* **INSTRUCTIONS TO FOLLOW**: Please copy all the lines that follow, word for word.

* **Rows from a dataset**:
-- begin --

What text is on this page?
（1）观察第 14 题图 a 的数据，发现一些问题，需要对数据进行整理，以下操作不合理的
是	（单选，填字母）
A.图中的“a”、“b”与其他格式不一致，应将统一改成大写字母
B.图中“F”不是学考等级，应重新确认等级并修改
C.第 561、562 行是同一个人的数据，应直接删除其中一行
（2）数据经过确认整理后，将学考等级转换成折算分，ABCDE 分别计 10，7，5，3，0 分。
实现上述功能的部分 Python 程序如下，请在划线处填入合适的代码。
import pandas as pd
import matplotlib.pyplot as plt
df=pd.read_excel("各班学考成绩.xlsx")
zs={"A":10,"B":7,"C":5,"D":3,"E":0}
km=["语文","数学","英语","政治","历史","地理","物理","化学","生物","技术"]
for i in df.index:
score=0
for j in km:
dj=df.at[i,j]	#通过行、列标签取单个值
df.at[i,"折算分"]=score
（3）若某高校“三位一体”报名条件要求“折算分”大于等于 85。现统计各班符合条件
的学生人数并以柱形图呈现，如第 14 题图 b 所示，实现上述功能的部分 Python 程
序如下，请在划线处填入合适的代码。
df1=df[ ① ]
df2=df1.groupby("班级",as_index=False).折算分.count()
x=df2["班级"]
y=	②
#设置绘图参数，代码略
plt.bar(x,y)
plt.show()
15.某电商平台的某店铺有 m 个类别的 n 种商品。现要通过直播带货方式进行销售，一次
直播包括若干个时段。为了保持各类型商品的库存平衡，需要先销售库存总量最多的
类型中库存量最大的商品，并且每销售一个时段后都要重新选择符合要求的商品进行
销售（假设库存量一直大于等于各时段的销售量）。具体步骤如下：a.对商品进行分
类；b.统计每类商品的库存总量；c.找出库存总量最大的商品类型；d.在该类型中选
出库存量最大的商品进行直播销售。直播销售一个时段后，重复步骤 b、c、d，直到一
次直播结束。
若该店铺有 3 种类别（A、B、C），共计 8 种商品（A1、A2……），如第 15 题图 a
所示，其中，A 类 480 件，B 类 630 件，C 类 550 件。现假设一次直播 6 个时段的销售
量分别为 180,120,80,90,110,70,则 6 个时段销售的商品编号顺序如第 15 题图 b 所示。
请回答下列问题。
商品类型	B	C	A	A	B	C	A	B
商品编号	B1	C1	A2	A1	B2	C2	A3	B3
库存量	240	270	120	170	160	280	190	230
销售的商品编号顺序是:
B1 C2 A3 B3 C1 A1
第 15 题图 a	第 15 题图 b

-- end --

* **WRITTEN SOLUTION**:
What text is on this page?
（1）观察第 14 题图 a 的数据，发现一些问题，需要对数据进行整理，以下操作不合理的
是	（单选，填字母）
A.图中的“a”、“b”与其他格式不一致，应将统一改成大写字母
B.图中“F”不是学考等级，应重新确认等级并修改
C.第 561、562 行是同一个人的数据，应直接删除其中一行
（2）数据经过确认整理后，将学考等级转换成折算分，ABCDE 分别计 10，7，5，3，0 分。
实现上述功能的部分 Python 程序如下，请在划线处填入合适的代码。
import pandas as pd
import matplotlib.pyplot as plt
df=pd.read_excel("各班学考成绩.xlsx")
zs={"A":10,"B":7,"C":5,"D":3,"E":0}
km=["语文","数学","英语","政治","历史","地理","物理","化学","生物","技术"]
for i in df.index:
score=0
for j in km:
dj=df.at[i,j]	#通过行、列标签取单个值
df.at[i,"折算分"]=score
（3）若某高校“三位一体”报名条件要求“折算分”大于等于 85。现统计各班符合条件
的学生人数并以柱形图呈现，如第 14 题图 b 所示，实现上述功能的部分 Python 程
序如下，请在划线处填入合适的代码。
df1=df[ ① ]
df2=df1.groupby("班级",as_index=False).折算分.count()
x=df2["班级"]
y=	②
#设置绘图参数，代码略
plt.bar(x,y)
plt.show()
15.某电商平台的某店铺有 m 个类别的 n 种商品。现要通过直播带货方式进行销售，一次
直播包括若干个时段。为了保持各类型商品的库存平衡，需要先销售库存总量最多的
类型中库存量最大的商品，并且每销售一个时段后都要重新选择符合要求的商品进行
销售（假设库存量一直大于等于各时段的销售量）。具体步骤如下：a.对商品进行分
类；b.统计每类商品的库存总量；c.找出库存总量最大的商品类型；d.在该类型中选
出库存量最大的商品进行直播销售。直播销售一个时段后，重复步骤 b、c、d，直到一
次直播结束。
若该店铺有 3 种类别（A、B、C），共计 8 种商品（A1、A2……），如第 15 题图 a
所示，其中，A 类 480 件，B 类 630 件，C 类 550 件。现假设一次直播 6 个时段的销售
量分别为 180,120,80,90,110,70,则 6 个时段销售的商品编号顺序如第 15 题图 b 所示。
请回答下列问题。
商品类型	B	C	A	A	B	C	A	B
商品编号	B1	C1	A2	A1	B2	C2	A3	B3
库存量	240	270	120	170	160	280	190	230
销售的商品编号顺序是:
B1 C2 A3 B3 C1 A1
第 15 题图 a	第 15 题图 b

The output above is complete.